> _EXERCISE DESCRIPTION_: Report how many lines below contain the word "yang". Give only the number.

> _DATASET RECORDS_:
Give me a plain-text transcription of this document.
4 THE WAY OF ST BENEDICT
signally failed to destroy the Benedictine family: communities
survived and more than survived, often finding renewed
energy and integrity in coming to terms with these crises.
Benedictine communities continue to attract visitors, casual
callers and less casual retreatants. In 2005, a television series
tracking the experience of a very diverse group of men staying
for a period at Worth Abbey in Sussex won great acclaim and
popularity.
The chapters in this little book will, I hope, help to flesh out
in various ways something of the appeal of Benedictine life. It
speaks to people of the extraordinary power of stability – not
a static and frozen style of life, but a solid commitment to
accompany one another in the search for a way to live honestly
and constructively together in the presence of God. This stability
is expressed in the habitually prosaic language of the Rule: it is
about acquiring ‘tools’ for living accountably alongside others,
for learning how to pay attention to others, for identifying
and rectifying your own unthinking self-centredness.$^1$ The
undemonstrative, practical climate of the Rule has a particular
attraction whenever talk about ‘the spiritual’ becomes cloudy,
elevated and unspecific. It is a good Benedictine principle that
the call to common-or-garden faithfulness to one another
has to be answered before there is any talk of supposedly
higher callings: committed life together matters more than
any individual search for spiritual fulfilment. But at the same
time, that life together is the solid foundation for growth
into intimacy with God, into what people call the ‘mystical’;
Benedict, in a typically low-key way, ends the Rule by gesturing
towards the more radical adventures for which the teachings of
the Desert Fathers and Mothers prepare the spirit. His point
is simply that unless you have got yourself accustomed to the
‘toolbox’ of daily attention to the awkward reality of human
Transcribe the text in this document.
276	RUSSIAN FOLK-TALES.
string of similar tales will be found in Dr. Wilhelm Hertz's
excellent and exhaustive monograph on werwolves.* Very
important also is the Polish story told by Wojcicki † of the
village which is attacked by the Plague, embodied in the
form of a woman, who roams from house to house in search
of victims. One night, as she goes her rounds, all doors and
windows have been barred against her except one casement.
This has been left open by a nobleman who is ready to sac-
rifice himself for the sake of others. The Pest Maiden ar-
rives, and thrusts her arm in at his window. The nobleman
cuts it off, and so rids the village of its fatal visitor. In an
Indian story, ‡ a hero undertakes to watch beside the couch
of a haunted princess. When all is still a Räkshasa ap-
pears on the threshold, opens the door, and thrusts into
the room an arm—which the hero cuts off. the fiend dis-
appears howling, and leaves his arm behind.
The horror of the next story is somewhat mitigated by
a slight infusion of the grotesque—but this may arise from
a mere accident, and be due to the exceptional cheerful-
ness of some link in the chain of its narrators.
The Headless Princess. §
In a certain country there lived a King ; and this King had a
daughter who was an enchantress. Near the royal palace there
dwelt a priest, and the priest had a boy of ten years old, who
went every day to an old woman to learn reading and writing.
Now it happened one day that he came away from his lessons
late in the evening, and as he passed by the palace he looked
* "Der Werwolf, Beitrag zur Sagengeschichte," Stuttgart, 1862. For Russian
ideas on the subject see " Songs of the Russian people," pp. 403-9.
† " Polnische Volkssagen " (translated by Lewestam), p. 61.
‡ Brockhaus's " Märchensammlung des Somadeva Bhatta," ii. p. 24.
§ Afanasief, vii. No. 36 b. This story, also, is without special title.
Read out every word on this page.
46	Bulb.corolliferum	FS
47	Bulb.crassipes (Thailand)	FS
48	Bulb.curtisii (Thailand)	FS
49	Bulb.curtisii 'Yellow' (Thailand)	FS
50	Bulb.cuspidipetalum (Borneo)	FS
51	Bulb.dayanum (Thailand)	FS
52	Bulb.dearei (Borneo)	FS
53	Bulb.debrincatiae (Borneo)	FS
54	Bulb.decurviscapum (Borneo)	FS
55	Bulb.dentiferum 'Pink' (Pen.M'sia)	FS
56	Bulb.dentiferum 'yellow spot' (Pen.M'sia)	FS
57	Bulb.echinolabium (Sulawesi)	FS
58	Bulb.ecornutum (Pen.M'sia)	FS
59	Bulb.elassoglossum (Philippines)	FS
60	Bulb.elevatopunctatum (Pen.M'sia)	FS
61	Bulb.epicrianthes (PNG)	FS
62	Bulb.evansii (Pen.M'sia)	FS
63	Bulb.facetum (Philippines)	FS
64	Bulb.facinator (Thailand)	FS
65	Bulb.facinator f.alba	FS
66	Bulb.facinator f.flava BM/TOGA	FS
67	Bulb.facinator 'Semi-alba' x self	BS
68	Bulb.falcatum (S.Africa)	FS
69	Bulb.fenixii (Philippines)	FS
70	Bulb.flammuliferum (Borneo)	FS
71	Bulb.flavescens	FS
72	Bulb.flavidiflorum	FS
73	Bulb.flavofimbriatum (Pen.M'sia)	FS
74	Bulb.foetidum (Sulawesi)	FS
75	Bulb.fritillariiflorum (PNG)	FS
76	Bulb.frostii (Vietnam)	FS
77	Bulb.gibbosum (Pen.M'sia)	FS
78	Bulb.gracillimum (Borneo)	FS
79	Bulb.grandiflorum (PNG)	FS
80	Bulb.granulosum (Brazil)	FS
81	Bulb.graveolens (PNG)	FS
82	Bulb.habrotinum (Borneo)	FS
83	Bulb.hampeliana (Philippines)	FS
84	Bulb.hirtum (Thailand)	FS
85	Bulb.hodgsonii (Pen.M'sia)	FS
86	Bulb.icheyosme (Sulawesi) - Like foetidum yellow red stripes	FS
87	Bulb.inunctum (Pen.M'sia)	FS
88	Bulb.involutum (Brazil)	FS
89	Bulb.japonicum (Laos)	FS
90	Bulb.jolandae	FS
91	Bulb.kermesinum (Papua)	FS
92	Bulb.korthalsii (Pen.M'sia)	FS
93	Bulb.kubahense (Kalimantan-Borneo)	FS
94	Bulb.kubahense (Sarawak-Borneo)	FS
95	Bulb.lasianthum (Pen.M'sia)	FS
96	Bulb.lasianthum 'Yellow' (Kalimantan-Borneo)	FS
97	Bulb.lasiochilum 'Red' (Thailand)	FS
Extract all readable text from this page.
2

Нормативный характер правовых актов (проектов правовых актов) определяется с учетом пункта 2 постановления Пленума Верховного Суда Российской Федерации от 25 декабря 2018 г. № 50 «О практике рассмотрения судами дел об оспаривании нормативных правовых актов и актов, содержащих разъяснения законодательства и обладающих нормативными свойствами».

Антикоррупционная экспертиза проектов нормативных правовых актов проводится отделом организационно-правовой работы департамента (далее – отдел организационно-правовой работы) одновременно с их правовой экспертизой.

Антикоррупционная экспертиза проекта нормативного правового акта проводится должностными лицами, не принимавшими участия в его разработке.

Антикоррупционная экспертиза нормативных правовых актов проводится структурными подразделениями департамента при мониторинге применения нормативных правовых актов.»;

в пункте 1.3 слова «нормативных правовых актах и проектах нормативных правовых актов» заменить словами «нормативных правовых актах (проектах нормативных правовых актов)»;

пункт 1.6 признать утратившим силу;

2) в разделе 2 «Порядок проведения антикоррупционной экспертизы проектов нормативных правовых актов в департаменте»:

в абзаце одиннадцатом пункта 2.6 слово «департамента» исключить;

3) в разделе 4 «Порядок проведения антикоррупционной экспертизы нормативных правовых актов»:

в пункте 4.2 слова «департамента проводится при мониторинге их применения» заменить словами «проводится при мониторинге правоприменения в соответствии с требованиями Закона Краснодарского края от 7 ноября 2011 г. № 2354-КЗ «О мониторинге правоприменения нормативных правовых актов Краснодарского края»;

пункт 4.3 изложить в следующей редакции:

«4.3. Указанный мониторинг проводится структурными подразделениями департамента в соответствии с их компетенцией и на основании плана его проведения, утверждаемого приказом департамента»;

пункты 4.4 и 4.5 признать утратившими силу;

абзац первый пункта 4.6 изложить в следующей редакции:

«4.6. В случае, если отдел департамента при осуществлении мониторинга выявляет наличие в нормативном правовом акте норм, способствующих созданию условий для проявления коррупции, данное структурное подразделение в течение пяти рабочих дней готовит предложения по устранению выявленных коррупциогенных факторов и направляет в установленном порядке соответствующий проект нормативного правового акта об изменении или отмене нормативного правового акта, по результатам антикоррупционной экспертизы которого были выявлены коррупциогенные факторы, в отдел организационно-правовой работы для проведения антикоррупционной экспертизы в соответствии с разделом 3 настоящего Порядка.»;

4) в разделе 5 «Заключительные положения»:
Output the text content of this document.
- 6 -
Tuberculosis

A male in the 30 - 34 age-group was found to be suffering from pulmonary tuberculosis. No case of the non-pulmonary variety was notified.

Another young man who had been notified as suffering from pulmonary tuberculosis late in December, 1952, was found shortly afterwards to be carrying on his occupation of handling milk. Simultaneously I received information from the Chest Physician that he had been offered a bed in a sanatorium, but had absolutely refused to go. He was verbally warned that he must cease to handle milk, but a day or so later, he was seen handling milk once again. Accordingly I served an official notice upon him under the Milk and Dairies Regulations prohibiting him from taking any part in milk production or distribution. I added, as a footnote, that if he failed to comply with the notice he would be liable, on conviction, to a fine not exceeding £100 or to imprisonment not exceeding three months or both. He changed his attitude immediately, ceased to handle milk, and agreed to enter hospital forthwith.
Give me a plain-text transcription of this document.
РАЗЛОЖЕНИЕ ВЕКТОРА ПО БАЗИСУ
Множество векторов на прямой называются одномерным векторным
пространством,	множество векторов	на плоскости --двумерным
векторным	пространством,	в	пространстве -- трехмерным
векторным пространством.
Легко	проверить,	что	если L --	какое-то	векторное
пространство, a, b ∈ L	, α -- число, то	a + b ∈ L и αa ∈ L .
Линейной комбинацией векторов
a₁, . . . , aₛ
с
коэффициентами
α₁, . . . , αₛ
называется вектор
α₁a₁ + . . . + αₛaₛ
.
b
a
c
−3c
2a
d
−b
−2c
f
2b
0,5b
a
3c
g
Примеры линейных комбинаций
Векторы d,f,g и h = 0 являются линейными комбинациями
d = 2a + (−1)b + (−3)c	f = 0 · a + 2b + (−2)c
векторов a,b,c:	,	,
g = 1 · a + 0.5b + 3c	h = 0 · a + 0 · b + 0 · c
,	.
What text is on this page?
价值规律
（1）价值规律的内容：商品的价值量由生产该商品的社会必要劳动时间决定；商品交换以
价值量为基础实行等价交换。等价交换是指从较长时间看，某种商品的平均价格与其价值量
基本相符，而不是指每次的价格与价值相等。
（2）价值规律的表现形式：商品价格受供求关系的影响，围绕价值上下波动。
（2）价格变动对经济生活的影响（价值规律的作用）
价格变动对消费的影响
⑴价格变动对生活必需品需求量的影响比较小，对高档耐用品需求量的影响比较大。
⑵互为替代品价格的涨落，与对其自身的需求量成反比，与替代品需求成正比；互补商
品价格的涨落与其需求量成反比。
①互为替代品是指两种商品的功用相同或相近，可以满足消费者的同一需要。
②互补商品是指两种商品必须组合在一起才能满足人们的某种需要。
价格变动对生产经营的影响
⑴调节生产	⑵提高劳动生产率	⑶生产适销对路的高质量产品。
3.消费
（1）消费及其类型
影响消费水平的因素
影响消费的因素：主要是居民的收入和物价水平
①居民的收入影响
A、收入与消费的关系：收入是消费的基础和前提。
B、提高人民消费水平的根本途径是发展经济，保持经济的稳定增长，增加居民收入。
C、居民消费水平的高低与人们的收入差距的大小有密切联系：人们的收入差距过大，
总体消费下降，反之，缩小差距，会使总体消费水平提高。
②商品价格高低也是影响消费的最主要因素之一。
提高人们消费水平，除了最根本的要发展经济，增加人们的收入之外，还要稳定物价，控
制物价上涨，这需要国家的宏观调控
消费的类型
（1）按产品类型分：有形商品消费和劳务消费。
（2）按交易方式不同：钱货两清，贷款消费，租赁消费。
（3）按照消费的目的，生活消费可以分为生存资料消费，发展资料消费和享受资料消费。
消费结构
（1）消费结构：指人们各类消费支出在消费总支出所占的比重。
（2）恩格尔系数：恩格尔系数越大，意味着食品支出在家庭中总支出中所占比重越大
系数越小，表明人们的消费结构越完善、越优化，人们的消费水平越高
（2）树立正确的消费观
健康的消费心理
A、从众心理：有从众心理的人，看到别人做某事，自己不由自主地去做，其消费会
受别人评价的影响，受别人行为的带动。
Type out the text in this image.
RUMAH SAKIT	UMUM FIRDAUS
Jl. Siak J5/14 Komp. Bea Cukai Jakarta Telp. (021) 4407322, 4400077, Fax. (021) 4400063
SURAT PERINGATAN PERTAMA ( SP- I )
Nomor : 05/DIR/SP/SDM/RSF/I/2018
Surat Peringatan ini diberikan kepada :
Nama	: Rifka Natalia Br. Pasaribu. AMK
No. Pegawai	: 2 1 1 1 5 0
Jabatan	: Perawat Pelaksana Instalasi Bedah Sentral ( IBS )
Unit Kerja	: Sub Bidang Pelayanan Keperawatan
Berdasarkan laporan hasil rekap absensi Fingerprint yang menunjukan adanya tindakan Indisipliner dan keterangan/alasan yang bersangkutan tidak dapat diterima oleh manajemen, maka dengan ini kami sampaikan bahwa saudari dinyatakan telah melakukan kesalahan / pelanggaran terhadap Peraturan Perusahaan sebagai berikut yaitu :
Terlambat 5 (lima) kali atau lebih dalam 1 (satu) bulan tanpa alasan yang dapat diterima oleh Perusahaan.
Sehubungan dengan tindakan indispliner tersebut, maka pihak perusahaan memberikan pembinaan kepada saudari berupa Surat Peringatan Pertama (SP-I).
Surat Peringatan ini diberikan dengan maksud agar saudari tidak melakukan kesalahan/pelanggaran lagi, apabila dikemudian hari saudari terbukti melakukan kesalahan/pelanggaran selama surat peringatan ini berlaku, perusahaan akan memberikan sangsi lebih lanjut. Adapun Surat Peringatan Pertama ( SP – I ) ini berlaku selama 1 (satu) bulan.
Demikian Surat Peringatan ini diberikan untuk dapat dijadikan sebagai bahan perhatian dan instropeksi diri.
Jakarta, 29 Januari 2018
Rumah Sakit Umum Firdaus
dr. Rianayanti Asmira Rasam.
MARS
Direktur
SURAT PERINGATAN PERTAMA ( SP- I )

> _THE RESULT_: 2